Work through the entries below and report how many lines include "Algebriche". The number alone is the answer.

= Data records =
= = =
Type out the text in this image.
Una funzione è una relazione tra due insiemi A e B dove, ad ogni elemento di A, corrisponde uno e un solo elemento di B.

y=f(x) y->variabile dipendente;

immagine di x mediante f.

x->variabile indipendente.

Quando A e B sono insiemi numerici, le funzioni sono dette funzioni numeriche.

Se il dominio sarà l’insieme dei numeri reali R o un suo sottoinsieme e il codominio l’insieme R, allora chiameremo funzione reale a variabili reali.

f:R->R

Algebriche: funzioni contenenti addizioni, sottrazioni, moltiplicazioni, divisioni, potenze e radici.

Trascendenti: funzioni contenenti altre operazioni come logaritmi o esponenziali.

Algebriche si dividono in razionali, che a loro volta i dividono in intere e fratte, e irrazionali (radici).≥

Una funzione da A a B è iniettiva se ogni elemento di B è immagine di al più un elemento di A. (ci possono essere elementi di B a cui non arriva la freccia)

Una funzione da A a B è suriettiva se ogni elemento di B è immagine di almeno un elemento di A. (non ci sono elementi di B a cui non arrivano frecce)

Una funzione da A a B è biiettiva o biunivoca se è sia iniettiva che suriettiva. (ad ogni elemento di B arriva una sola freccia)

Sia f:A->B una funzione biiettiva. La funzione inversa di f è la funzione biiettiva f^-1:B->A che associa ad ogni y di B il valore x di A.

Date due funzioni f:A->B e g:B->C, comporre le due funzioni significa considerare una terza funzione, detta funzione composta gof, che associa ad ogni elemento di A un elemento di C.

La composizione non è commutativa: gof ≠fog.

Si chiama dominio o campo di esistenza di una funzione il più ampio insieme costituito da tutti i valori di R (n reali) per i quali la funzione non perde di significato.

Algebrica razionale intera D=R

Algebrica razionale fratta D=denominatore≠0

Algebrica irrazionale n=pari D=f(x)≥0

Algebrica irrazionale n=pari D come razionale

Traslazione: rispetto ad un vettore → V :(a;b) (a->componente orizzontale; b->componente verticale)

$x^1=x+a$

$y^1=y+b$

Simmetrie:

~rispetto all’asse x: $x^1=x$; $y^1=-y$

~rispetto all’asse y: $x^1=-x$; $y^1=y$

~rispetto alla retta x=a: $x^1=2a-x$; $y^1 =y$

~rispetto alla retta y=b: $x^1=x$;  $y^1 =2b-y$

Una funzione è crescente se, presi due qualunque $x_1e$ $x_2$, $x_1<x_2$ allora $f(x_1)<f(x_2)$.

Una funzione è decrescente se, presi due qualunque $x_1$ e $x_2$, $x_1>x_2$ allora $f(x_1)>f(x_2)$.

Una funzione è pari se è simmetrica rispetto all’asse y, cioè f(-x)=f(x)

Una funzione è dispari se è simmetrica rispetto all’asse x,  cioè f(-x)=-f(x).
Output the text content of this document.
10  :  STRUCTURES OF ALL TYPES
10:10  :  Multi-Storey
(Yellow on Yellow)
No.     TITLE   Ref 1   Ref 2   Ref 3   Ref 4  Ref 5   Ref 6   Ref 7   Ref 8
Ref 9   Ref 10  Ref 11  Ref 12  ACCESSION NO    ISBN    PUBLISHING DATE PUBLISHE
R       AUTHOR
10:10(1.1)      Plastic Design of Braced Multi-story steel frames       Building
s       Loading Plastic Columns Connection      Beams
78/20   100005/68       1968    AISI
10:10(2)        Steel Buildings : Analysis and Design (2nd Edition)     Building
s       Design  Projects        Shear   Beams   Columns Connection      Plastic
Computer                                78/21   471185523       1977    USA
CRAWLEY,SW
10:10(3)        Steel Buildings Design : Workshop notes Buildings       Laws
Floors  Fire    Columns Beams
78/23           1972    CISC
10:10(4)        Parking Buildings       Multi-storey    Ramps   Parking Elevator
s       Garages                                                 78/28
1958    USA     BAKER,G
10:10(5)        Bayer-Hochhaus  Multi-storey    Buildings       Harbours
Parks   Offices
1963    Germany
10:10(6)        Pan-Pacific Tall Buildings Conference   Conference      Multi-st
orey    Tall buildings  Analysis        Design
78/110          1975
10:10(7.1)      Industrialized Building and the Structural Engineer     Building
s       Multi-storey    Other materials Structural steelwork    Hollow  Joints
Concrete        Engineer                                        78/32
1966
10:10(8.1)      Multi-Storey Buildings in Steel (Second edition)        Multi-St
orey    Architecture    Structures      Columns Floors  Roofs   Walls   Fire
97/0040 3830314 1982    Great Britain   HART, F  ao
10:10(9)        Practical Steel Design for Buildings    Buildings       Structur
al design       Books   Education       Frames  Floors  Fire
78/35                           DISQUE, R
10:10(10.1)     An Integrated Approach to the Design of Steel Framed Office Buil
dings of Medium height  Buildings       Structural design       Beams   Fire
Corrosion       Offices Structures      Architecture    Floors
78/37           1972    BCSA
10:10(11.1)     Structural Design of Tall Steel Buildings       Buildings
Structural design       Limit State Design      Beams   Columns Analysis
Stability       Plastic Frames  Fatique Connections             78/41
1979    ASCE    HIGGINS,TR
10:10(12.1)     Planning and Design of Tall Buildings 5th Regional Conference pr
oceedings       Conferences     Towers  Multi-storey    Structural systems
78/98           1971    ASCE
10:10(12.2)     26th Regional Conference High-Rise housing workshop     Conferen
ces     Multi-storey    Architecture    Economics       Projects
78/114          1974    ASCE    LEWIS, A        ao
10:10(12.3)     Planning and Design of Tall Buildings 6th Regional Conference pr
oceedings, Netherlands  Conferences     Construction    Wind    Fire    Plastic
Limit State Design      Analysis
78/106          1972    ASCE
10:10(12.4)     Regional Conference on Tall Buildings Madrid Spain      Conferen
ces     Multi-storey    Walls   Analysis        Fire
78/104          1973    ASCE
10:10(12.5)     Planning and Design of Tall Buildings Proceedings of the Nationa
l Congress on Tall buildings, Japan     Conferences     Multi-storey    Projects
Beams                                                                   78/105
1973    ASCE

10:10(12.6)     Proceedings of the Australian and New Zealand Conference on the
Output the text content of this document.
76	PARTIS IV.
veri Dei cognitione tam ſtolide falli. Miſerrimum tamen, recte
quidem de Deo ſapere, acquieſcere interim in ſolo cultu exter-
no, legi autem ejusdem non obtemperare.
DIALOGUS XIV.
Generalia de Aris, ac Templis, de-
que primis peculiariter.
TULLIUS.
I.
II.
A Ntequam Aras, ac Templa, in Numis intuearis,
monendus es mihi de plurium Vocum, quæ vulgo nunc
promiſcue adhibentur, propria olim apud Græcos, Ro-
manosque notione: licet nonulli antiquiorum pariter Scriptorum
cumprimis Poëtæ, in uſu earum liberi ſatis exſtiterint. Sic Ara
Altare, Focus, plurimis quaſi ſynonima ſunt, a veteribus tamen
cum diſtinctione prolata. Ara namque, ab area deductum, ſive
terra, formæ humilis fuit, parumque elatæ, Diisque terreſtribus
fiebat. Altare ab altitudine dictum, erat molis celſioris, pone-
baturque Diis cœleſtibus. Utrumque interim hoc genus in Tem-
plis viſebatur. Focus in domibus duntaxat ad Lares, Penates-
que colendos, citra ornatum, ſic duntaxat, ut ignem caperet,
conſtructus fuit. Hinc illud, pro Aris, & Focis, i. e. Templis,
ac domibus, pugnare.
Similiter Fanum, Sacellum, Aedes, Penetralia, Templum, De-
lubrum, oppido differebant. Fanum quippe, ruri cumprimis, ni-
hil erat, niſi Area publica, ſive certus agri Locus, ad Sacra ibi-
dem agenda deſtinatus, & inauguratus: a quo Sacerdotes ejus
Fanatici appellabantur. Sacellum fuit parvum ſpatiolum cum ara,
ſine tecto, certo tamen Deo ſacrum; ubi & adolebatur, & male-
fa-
= = =
= WRITTEN RESPONSE =
2